=== Collected data entries ===
[Begin]

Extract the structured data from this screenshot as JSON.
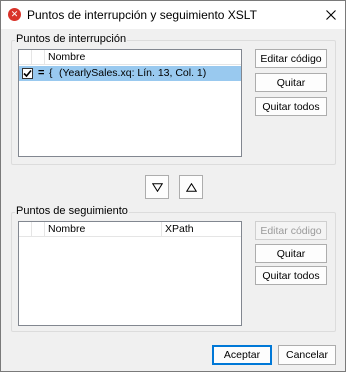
{
  "window": {
    "title": "Puntos de interrupción y seguimiento XSLT",
    "close_symbol": "×"
  },
  "breakpoints": {
    "group_label": "Puntos de interrupción",
    "column_name": "Nombre",
    "rows": [
      {
        "checked": true,
        "marker": "=",
        "brace": "{",
        "text": "(YearlySales.xq: Lín. 13, Col. 1)"
      }
    ],
    "edit_button": "Editar código",
    "remove_button": "Quitar",
    "remove_all_button": "Quitar todos"
  },
  "tracepoints": {
    "group_label": "Puntos de seguimiento",
    "column_name": "Nombre",
    "column_xpath": "XPath",
    "edit_button": "Editar código",
    "remove_button": "Quitar",
    "remove_all_button": "Quitar todos"
  },
  "footer": {
    "accept_button": "Aceptar",
    "cancel_button": "Cancelar"
  },
  "icons": {
    "app": "altova-x-icon",
    "move_down": "triangle-down-icon",
    "move_up": "triangle-up-icon"
  },
  "colors": {
    "selection": "#99c9ef",
    "default_button_border": "#0078d7",
    "app_icon": "#d9332a"
  }
}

[End]

=== WRITTEN REQUEST ===
Output the lines above in full and exactly as given, omitting any pictures.

=== THE COMPLETED TASK ===
Extract the structured data from this screenshot as JSON.
{
  "window": {
    "title": "Puntos de interrupción y seguimiento XSLT",
    "close_symbol": "×"
  },
  "breakpoints": {
    "group_label": "Puntos de interrupción",
    "column_name": "Nombre",
    "rows": [
      {
        "checked": true,
        "marker": "=",
        "brace": "{",
        "text": "(YearlySales.xq: Lín. 13, Col. 1)"
      }
    ],
    "edit_button": "Editar código",
    "remove_button": "Quitar",
    "remove_all_button": "Quitar todos"
  },
  "tracepoints": {
    "group_label": "Puntos de seguimiento",
    "column_name": "Nombre",
    "column_xpath": "XPath",
    "edit_button": "Editar código",
    "remove_button": "Quitar",
    "remove_all_button": "Quitar todos"
  },
  "footer": {
    "accept_button": "Aceptar",
    "cancel_button": "Cancelar"
  },
  "icons": {
    "app": "altova-x-icon",
    "move_down": "triangle-down-icon",
    "move_up": "triangle-up-icon"
  },
  "colors": {
    "selection": "#99c9ef",
    "default_button_border": "#0078d7",
    "app_icon": "#d9332a"
  }
}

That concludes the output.